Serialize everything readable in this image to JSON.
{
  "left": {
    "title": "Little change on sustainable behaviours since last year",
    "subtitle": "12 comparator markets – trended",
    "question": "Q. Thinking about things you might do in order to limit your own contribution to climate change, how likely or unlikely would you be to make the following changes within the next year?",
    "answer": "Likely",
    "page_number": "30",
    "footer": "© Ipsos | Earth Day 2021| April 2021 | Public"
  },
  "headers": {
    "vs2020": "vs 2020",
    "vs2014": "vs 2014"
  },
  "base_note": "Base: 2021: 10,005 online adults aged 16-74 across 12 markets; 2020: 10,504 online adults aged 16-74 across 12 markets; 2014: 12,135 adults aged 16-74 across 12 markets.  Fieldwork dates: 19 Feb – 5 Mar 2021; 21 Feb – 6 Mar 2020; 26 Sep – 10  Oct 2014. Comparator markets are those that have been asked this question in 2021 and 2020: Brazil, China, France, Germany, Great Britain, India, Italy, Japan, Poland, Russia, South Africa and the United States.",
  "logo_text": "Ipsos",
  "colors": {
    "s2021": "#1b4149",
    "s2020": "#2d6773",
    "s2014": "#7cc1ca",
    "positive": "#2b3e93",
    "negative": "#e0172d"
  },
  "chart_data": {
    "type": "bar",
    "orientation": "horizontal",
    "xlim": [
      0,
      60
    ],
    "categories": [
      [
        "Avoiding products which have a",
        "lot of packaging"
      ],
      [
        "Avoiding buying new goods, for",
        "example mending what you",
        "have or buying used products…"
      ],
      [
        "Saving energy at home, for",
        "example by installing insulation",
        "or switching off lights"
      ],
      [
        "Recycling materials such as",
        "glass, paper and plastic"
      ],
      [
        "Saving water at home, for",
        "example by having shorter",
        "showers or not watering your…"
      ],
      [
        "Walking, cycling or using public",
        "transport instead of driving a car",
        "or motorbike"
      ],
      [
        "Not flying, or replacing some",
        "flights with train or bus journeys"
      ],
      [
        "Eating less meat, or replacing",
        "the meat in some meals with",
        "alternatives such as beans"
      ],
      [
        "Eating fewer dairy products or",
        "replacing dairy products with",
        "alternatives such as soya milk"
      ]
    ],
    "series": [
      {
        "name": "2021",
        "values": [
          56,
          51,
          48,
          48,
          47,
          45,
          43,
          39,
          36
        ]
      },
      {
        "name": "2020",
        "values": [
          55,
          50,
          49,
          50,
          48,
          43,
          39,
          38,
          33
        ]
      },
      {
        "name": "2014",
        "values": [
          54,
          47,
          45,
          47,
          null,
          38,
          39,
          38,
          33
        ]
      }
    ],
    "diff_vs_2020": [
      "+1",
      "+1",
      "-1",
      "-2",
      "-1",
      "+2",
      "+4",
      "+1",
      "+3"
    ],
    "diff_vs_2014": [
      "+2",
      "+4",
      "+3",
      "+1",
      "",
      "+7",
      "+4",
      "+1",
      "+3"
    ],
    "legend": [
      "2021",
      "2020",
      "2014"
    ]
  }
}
________________________
Print the records above in full, exactly.

Serialize everything readable in this image to JSON.
{
  "left": {
    "title": "Little change on sustainable behaviours since last year",
    "subtitle": "12 comparator markets – trended",
    "question": "Q. Thinking about things you might do in order to limit your own contribution to climate change, how likely or unlikely would you be to make the following changes within the next year?",
    "answer": "Likely",
    "page_number": "30",
    "footer": "© Ipsos | Earth Day 2021| April 2021 | Public"
  },
  "headers": {
    "vs2020": "vs 2020",
    "vs2014": "vs 2014"
  },
  "base_note": "Base: 2021: 10,005 online adults aged 16-74 across 12 markets; 2020: 10,504 online adults aged 16-74 across 12 markets; 2014: 12,135 adults aged 16-74 across 12 markets.  Fieldwork dates: 19 Feb – 5 Mar 2021; 21 Feb – 6 Mar 2020; 26 Sep – 10  Oct 2014. Comparator markets are those that have been asked this question in 2021 and 2020: Brazil, China, France, Germany, Great Britain, India, Italy, Japan, Poland, Russia, South Africa and the United States.",
  "logo_text": "Ipsos",
  "colors": {
    "s2021": "#1b4149",
    "s2020": "#2d6773",
    "s2014": "#7cc1ca",
    "positive": "#2b3e93",
    "negative": "#e0172d"
  },
  "chart_data": {
    "type": "bar",
    "orientation": "horizontal",
    "xlim": [
      0,
      60
    ],
    "categories": [
      [
        "Avoiding products which have a",
        "lot of packaging"
      ],
      [
        "Avoiding buying new goods, for",
        "example mending what you",
        "have or buying used products…"
      ],
      [
        "Saving energy at home, for",
        "example by installing insulation",
        "or switching off lights"
      ],
      [
        "Recycling materials such as",
        "glass, paper and plastic"
      ],
      [
        "Saving water at home, for",
        "example by having shorter",
        "showers or not watering your…"
      ],
      [
        "Walking, cycling or using public",
        "transport instead of driving a car",
        "or motorbike"
      ],
      [
        "Not flying, or replacing some",
        "flights with train or bus journeys"
      ],
      [
        "Eating less meat, or replacing",
        "the meat in some meals with",
        "alternatives such as beans"
      ],
      [
        "Eating fewer dairy products or",
        "replacing dairy products with",
        "alternatives such as soya milk"
      ]
    ],
    "series": [
      {
        "name": "2021",
        "values": [
          56,
          51,
          48,
          48,
          47,
          45,
          43,
          39,
          36
        ]
      },
      {
        "name": "2020",
        "values": [
          55,
          50,
          49,
          50,
          48,
          43,
          39,
          38,
          33
        ]
      },
      {
        "name": "2014",
        "values": [
          54,
          47,
          45,
          47,
          null,
          38,
          39,
          38,
          33
        ]
      }
    ],
    "diff_vs_2020": [
      "+1",
      "+1",
      "-1",
      "-2",
      "-1",
      "+2",
      "+4",
      "+1",
      "+3"
    ],
    "diff_vs_2014": [
      "+2",
      "+4",
      "+3",
      "+1",
      "",
      "+7",
      "+4",
      "+1",
      "+3"
    ],
    "legend": [
      "2021",
      "2020",
      "2014"
    ]
  }
}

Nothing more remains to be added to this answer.